** Start of Data to process **

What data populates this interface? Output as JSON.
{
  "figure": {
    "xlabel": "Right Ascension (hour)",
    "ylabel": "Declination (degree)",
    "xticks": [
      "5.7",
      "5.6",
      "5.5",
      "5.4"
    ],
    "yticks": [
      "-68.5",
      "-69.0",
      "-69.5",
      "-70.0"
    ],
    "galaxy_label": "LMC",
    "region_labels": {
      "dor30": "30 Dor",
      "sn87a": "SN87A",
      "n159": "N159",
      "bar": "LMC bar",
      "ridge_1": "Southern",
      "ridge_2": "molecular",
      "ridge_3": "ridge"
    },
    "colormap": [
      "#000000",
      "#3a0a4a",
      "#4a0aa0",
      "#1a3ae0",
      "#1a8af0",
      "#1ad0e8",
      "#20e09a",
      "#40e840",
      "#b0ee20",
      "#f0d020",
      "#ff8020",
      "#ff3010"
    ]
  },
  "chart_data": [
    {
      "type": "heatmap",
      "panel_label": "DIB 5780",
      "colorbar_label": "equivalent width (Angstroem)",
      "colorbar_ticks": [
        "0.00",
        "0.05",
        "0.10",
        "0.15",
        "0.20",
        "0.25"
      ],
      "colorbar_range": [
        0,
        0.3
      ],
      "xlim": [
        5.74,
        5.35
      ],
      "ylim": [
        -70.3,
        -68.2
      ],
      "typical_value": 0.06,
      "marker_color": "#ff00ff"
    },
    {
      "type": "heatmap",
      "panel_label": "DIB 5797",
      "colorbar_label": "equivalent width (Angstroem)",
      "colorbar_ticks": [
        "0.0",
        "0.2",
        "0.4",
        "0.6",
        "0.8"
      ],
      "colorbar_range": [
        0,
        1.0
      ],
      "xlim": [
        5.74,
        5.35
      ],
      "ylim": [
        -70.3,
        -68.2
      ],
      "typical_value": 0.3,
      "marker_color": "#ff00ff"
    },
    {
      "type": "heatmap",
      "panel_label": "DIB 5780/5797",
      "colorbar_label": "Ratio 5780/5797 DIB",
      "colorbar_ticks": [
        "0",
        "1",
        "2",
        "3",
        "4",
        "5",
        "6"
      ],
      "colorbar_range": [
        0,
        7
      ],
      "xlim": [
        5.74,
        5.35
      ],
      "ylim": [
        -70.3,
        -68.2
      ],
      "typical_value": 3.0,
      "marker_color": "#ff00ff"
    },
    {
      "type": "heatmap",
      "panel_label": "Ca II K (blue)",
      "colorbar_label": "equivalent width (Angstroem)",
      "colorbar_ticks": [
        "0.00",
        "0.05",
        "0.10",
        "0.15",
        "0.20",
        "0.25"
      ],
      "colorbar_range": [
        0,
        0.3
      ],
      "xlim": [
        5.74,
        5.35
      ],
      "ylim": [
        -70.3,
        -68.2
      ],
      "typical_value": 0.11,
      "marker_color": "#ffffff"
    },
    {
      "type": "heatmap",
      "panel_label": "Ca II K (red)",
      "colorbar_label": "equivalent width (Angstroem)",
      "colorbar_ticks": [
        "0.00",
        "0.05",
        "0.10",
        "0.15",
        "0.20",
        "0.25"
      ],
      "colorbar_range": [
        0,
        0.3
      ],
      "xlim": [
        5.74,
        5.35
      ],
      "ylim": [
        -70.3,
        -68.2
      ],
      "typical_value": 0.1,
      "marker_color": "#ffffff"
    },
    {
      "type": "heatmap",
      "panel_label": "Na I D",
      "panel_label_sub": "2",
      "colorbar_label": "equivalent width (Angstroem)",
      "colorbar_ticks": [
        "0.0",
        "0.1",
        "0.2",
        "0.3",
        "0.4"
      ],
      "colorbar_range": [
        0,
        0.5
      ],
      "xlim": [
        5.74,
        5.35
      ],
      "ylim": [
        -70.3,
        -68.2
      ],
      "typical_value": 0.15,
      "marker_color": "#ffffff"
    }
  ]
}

** End of Data to process **

Direction – Copy the entries above exactly, leaving none out.

Full output –
What data populates this interface? Output as JSON.
{
  "figure": {
    "xlabel": "Right Ascension (hour)",
    "ylabel": "Declination (degree)",
    "xticks": [
      "5.7",
      "5.6",
      "5.5",
      "5.4"
    ],
    "yticks": [
      "-68.5",
      "-69.0",
      "-69.5",
      "-70.0"
    ],
    "galaxy_label": "LMC",
    "region_labels": {
      "dor30": "30 Dor",
      "sn87a": "SN87A",
      "n159": "N159",
      "bar": "LMC bar",
      "ridge_1": "Southern",
      "ridge_2": "molecular",
      "ridge_3": "ridge"
    },
    "colormap": [
      "#000000",
      "#3a0a4a",
      "#4a0aa0",
      "#1a3ae0",
      "#1a8af0",
      "#1ad0e8",
      "#20e09a",
      "#40e840",
      "#b0ee20",
      "#f0d020",
      "#ff8020",
      "#ff3010"
    ]
  },
  "chart_data": [
    {
      "type": "heatmap",
      "panel_label": "DIB 5780",
      "colorbar_label": "equivalent width (Angstroem)",
      "colorbar_ticks": [
        "0.00",
        "0.05",
        "0.10",
        "0.15",
        "0.20",
        "0.25"
      ],
      "colorbar_range": [
        0,
        0.3
      ],
      "xlim": [
        5.74,
        5.35
      ],
      "ylim": [
        -70.3,
        -68.2
      ],
      "typical_value": 0.06,
      "marker_color": "#ff00ff"
    },
    {
      "type": "heatmap",
      "panel_label": "DIB 5797",
      "colorbar_label": "equivalent width (Angstroem)",
      "colorbar_ticks": [
        "0.0",
        "0.2",
        "0.4",
        "0.6",
        "0.8"
      ],
      "colorbar_range": [
        0,
        1.0
      ],
      "xlim": [
        5.74,
        5.35
      ],
      "ylim": [
        -70.3,
        -68.2
      ],
      "typical_value": 0.3,
      "marker_color": "#ff00ff"
    },
    {
      "type": "heatmap",
      "panel_label": "DIB 5780/5797",
      "colorbar_label": "Ratio 5780/5797 DIB",
      "colorbar_ticks": [
        "0",
        "1",
        "2",
        "3",
        "4",
        "5",
        "6"
      ],
      "colorbar_range": [
        0,
        7
      ],
      "xlim": [
        5.74,
        5.35
      ],
      "ylim": [
        -70.3,
        -68.2
      ],
      "typical_value": 3.0,
      "marker_color": "#ff00ff"
    },
    {
      "type": "heatmap",
      "panel_label": "Ca II K (blue)",
      "colorbar_label": "equivalent width (Angstroem)",
      "colorbar_ticks": [
        "0.00",
        "0.05",
        "0.10",
        "0.15",
        "0.20",
        "0.25"
      ],
      "colorbar_range": [
        0,
        0.3
      ],
      "xlim": [
        5.74,
        5.35
      ],
      "ylim": [
        -70.3,
        -68.2
      ],
      "typical_value": 0.11,
      "marker_color": "#ffffff"
    },
    {
      "type": "heatmap",
      "panel_label": "Ca II K (red)",
      "colorbar_label": "equivalent width (Angstroem)",
      "colorbar_ticks": [
        "0.00",
        "0.05",
        "0.10",
        "0.15",
        "0.20",
        "0.25"
      ],
      "colorbar_range": [
        0,
        0.3
      ],
      "xlim": [
        5.74,
        5.35
      ],
      "ylim": [
        -70.3,
        -68.2
      ],
      "typical_value": 0.1,
      "marker_color": "#ffffff"
    },
    {
      "type": "heatmap",
      "panel_label": "Na I D",
      "panel_label_sub": "2",
      "colorbar_label": "equivalent width (Angstroem)",
      "colorbar_ticks": [
        "0.0",
        "0.1",
        "0.2",
        "0.3",
        "0.4"
      ],
      "colorbar_range": [
        0,
        0.5
      ],
      "xlim": [
        5.74,
        5.35
      ],
      "ylim": [
        -70.3,
        -68.2
      ],
      "typical_value": 0.15,
      "marker_color": "#ffffff"
    }
  ]
}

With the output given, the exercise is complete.